## Exercise prompt
Skip the images and copy each record exactly as written.

[Entries taken from a collection]
====
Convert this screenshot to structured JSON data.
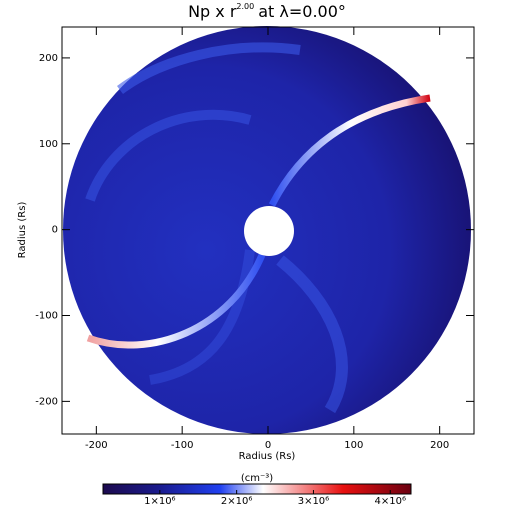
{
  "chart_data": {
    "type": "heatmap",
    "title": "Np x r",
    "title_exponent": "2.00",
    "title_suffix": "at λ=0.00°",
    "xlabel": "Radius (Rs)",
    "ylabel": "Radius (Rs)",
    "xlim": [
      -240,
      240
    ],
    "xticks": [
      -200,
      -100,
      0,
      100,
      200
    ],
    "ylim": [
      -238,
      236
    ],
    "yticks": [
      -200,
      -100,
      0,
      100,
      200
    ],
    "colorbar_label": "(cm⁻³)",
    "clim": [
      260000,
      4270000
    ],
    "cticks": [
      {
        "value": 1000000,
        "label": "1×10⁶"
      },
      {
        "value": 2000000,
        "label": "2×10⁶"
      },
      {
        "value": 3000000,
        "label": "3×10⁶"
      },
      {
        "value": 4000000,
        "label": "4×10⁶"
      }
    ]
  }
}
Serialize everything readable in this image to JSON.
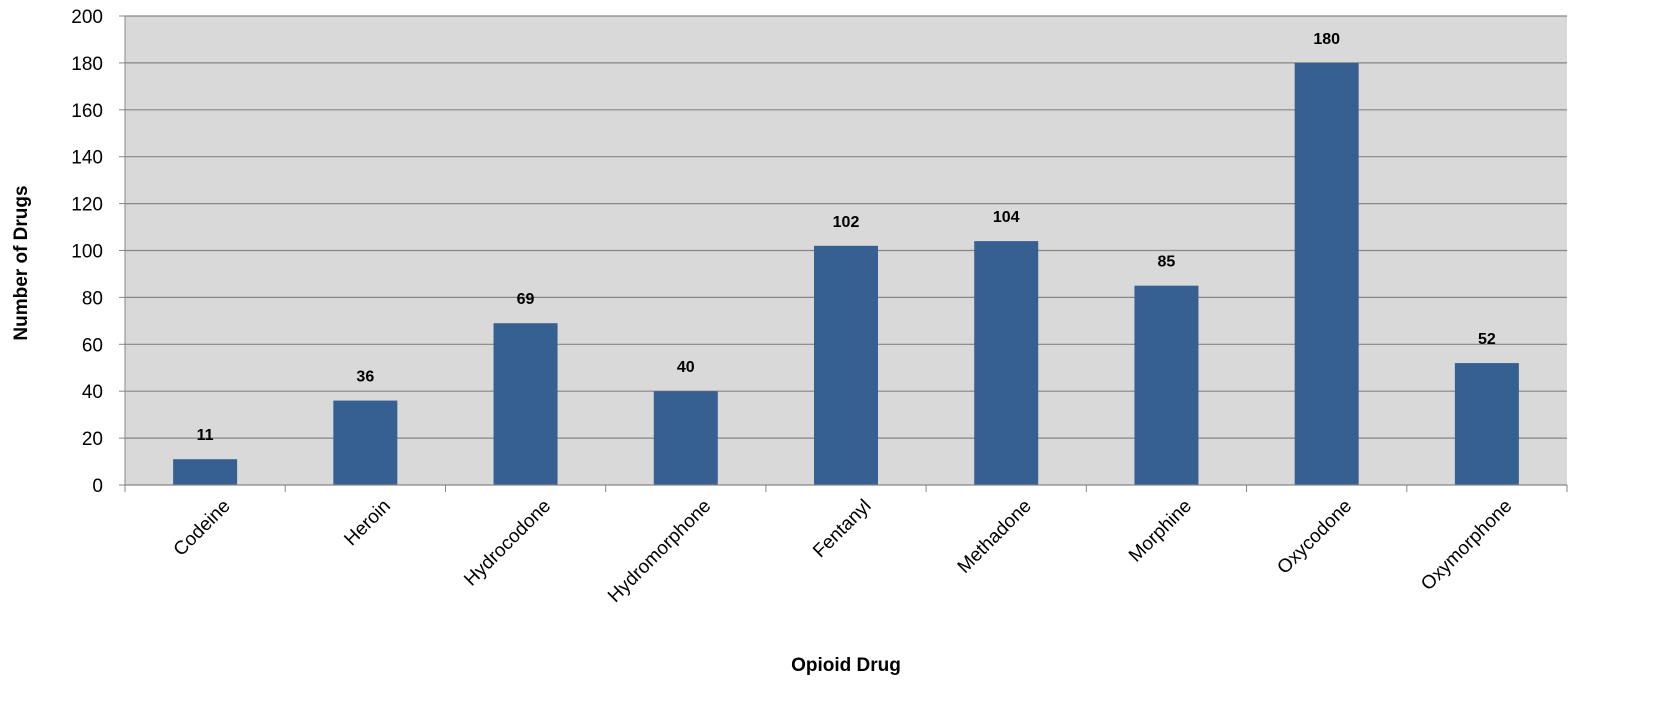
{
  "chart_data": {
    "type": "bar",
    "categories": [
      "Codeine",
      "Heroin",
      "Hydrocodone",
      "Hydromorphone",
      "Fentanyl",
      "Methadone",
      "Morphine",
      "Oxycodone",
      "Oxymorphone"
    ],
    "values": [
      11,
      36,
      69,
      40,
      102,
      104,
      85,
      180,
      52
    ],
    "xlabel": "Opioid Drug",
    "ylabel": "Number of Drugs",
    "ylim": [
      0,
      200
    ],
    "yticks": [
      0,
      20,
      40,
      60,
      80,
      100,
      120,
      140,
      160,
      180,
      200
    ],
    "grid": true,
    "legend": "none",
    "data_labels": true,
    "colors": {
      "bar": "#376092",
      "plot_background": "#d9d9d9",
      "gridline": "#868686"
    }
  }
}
====
## Task response
Convert this screenshot to structured JSON data.
{
  "chart_data": {
    "type": "heatmap",
    "title": "Np x r",
    "title_exponent": "2.00",
    "title_suffix": "at λ=0.00°",
    "xlabel": "Radius (Rs)",
    "ylabel": "Radius (Rs)",
    "xlim": [
      -240,
      240
    ],
    "xticks": [
      -200,
      -100,
      0,
      100,
      200
    ],
    "ylim": [
      -238,
      236
    ],
    "yticks": [
      -200,
      -100,
      0,
      100,
      200
    ],
    "colorbar_label": "(cm⁻³)",
    "clim": [
      260000,
      4270000
    ],
    "cticks": [
      {
        "value": 1000000,
        "label": "1×10⁶"
      },
      {
        "value": 2000000,
        "label": "2×10⁶"
      },
      {
        "value": 3000000,
        "label": "3×10⁶"
      },
      {
        "value": 4000000,
        "label": "4×10⁶"
      }
    ]
  }
}
Serialize everything readable in this image to JSON.
{
  "chart_data": {
    "type": "bar",
    "categories": [
      "Codeine",
      "Heroin",
      "Hydrocodone",
      "Hydromorphone",
      "Fentanyl",
      "Methadone",
      "Morphine",
      "Oxycodone",
      "Oxymorphone"
    ],
    "values": [
      11,
      36,
      69,
      40,
      102,
      104,
      85,
      180,
      52
    ],
    "xlabel": "Opioid Drug",
    "ylabel": "Number of Drugs",
    "ylim": [
      0,
      200
    ],
    "yticks": [
      0,
      20,
      40,
      60,
      80,
      100,
      120,
      140,
      160,
      180,
      200
    ],
    "grid": true,
    "legend": "none",
    "data_labels": true,
    "colors": {
      "bar": "#376092",
      "plot_background": "#d9d9d9",
      "gridline": "#868686"
    }
  }
}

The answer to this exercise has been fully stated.